Copy out every line that contains the word "مطبعة".

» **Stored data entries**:
--------------------

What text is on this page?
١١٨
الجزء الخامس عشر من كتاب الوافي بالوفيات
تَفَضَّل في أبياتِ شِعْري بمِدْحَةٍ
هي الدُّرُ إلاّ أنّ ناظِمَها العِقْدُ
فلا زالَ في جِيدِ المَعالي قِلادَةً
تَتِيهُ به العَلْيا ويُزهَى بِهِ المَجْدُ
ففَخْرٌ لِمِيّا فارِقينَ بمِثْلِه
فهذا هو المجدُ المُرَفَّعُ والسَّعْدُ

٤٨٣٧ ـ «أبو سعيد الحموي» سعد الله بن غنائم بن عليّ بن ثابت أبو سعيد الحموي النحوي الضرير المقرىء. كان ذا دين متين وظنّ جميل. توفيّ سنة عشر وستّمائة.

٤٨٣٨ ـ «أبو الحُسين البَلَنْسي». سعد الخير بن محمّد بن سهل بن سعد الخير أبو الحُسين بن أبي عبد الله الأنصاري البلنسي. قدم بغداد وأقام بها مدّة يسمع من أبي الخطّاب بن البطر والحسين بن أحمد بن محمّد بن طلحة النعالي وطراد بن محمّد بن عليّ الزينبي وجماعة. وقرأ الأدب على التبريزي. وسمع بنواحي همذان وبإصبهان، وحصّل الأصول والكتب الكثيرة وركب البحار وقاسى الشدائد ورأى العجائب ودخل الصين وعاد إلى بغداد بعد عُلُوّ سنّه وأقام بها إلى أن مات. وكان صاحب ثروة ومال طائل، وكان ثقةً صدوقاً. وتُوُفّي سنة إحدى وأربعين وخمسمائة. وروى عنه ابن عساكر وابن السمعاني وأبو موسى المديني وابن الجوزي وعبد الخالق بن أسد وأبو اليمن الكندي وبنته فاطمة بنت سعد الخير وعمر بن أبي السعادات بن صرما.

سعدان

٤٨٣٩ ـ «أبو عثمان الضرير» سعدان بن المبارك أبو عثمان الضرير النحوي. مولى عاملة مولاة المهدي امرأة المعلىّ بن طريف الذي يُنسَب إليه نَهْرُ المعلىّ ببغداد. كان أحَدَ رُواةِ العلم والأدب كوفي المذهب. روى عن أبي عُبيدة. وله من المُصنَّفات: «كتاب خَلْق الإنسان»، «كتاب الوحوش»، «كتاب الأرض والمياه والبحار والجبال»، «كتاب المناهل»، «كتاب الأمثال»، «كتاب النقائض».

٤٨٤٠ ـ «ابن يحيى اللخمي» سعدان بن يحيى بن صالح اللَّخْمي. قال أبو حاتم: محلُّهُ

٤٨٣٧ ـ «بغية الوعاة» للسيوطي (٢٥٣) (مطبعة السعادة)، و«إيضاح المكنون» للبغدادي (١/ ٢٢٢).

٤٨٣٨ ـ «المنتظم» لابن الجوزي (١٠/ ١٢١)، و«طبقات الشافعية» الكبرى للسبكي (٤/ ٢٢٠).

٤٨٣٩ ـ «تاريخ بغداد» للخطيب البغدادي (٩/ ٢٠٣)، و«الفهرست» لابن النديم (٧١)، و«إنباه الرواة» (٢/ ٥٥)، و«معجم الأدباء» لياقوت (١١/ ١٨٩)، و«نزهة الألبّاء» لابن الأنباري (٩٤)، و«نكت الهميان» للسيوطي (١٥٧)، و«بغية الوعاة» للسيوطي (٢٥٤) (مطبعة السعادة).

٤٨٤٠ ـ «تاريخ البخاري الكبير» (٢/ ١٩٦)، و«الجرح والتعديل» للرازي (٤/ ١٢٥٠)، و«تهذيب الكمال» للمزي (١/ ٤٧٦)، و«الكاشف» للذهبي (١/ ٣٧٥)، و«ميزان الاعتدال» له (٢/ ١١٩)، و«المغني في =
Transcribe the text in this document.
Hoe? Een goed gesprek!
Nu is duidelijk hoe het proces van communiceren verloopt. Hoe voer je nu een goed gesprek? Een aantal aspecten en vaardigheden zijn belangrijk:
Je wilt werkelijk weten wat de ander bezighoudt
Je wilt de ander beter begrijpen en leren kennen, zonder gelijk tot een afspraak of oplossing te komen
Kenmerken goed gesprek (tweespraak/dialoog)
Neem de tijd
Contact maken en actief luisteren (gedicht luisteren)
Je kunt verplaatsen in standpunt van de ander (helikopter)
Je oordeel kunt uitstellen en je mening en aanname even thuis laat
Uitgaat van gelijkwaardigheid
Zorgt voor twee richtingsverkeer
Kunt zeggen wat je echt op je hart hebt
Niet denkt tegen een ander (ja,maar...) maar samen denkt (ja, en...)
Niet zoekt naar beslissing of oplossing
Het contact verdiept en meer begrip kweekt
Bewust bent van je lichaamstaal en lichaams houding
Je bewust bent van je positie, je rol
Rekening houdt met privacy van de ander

--------------------

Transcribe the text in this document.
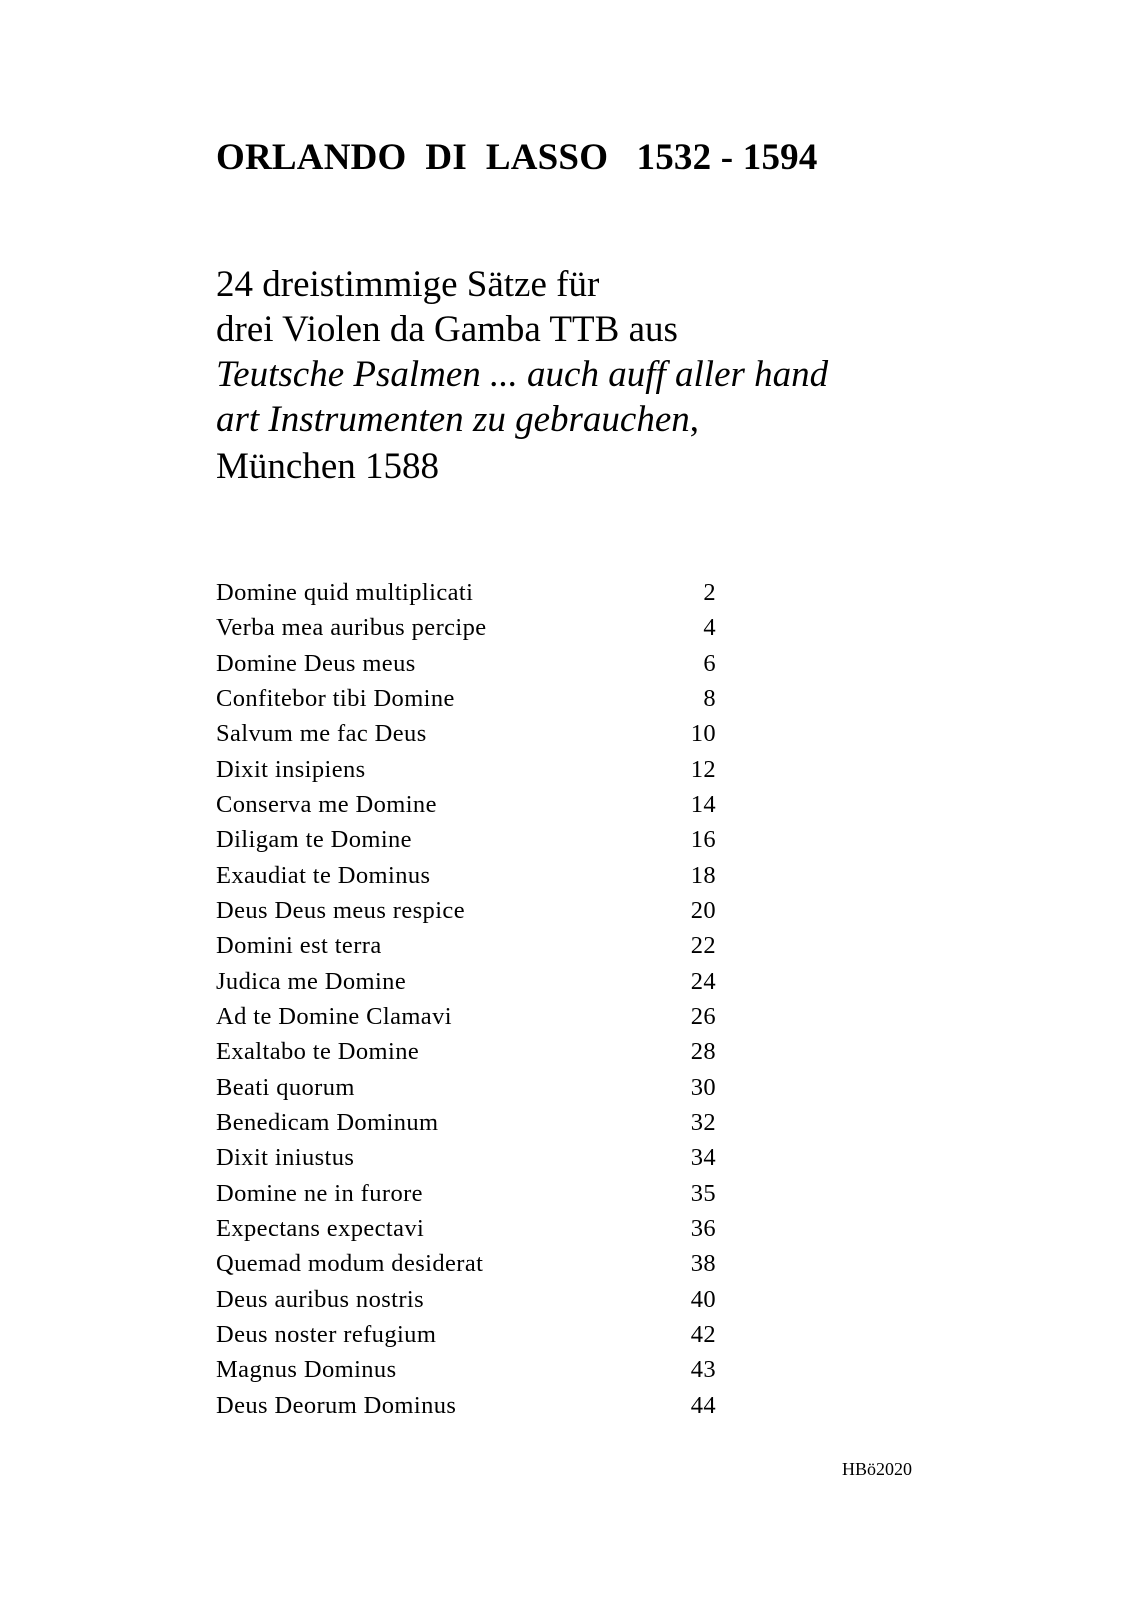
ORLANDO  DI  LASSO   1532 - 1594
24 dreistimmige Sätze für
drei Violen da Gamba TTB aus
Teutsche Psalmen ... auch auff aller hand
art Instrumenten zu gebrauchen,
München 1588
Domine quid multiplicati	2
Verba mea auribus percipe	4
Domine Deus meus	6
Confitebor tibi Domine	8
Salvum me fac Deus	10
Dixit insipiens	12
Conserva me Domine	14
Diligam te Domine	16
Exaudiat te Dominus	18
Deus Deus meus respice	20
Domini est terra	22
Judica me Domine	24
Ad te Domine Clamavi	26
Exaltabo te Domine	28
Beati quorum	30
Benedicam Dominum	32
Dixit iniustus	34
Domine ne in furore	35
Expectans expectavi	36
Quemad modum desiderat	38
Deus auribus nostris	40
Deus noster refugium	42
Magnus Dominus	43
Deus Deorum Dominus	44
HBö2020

--------------------

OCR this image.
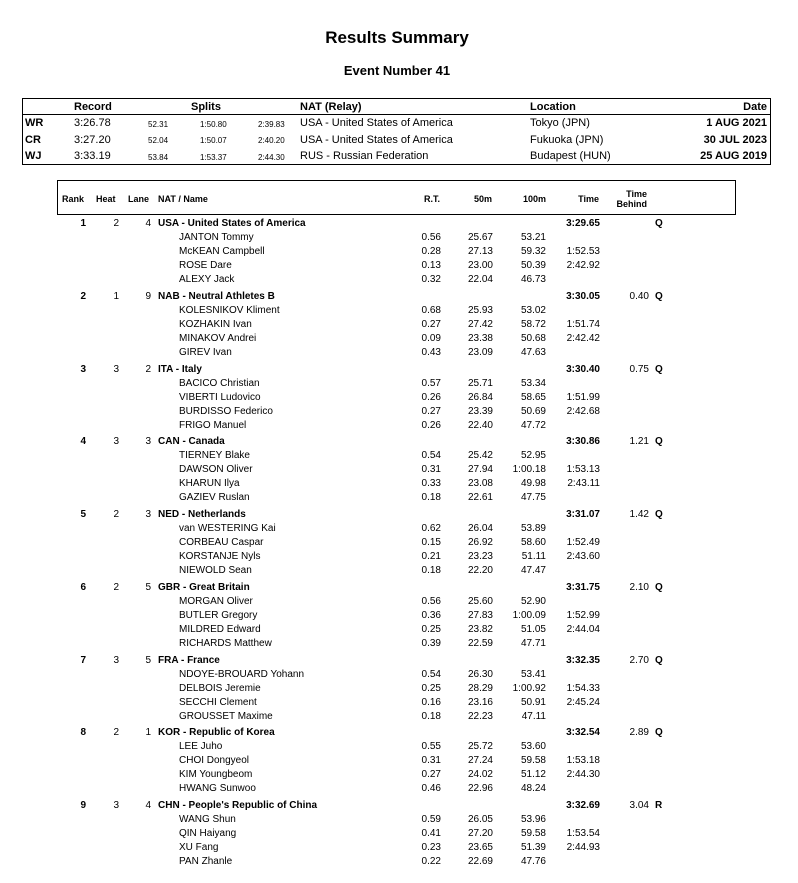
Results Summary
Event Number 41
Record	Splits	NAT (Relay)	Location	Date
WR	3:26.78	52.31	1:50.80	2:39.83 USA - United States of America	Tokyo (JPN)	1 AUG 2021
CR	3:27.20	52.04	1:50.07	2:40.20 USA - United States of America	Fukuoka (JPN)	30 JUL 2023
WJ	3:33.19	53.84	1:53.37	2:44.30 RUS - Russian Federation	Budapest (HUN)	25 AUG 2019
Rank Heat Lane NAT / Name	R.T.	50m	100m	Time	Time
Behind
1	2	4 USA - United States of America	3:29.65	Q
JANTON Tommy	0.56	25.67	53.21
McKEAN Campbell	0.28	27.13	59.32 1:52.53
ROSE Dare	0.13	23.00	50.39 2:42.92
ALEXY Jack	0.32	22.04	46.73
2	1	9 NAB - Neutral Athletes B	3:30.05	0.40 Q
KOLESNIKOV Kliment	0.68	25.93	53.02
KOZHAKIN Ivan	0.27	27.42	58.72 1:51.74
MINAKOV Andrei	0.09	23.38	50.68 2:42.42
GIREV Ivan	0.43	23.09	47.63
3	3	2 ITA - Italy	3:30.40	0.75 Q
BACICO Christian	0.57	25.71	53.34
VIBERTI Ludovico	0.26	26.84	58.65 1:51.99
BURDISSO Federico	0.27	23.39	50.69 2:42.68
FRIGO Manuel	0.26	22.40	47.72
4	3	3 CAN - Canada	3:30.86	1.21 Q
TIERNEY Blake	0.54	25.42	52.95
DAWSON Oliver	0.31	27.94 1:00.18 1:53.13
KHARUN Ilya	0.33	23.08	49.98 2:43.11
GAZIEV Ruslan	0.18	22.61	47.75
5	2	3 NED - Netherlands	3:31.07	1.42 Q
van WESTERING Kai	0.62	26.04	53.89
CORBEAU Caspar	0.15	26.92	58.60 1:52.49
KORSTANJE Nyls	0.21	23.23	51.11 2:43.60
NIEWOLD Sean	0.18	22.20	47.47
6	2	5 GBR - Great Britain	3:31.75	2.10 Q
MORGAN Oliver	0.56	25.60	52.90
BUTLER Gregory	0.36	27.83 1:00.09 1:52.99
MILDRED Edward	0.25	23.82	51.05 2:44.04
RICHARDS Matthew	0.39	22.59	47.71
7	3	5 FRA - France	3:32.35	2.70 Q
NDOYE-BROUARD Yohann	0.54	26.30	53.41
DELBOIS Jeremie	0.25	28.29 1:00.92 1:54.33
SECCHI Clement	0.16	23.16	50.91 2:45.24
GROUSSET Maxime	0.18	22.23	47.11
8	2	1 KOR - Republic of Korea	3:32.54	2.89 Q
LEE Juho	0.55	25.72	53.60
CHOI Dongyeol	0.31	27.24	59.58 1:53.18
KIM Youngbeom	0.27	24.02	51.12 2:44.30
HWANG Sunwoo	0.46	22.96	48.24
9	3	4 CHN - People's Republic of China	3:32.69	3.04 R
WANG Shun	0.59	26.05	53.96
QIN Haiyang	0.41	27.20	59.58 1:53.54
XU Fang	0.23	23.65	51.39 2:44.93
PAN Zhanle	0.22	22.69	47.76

--------------------

» **COMPLETE ANSWER**:
٤٨٣٧ ـ «بغية الوعاة» للسيوطي (٢٥٣) (مطبعة السعادة)، و«إيضاح المكنون» للبغدادي (١/ ٢٢٢).
٤٨٣٩ ـ «تاريخ بغداد» للخطيب البغدادي (٩/ ٢٠٣)، و«الفهرست» لابن النديم (٧١)، و«إنباه الرواة» (٢/ ٥٥)، و«معجم الأدباء» لياقوت (١١/ ١٨٩)، و«نزهة الألبّاء» لابن الأنباري (٩٤)، و«نكت الهميان» للسيوطي (١٥٧)، و«بغية الوعاة» للسيوطي (٢٥٤) (مطبعة السعادة).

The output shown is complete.